• [TO BE DONE] Copy out each line containing "Localitati" from the entries below.

# ROWS start

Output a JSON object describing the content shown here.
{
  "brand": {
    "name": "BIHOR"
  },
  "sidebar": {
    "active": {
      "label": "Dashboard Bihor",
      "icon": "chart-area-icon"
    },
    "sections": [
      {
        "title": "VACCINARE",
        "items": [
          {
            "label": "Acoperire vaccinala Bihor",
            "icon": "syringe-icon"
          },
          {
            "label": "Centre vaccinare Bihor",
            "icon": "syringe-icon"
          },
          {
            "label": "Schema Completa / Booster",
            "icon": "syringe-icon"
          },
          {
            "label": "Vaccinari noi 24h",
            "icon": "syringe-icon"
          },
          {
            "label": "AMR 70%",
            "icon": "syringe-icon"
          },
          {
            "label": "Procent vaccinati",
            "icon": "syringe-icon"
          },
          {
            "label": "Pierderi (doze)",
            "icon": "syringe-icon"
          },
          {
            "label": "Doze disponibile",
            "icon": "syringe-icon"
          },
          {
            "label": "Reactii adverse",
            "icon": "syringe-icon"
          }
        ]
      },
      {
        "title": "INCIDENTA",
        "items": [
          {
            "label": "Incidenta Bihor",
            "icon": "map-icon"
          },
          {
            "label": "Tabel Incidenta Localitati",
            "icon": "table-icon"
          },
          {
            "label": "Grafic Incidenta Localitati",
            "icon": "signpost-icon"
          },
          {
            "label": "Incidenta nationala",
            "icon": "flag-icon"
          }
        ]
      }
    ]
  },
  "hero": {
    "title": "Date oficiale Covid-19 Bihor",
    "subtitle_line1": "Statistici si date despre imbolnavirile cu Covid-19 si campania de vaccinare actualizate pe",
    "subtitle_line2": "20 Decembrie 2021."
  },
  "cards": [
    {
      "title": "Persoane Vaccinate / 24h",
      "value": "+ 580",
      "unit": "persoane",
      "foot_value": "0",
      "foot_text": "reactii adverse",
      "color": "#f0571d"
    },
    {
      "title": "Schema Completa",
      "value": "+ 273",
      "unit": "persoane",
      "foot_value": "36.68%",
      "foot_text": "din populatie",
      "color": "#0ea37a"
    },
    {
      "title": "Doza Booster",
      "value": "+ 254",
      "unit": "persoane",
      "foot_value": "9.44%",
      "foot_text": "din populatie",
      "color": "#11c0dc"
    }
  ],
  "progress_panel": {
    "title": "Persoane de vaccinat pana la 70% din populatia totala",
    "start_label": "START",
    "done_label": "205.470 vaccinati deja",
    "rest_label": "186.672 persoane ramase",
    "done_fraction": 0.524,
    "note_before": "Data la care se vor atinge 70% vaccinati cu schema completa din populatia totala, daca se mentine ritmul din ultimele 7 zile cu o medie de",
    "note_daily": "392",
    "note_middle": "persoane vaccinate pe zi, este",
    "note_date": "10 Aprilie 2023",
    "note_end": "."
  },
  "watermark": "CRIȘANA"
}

# ROWS end

• [TASK RESULT]
            "label": "Tabel Incidenta Localitati",
            "label": "Grafic Incidenta Localitati",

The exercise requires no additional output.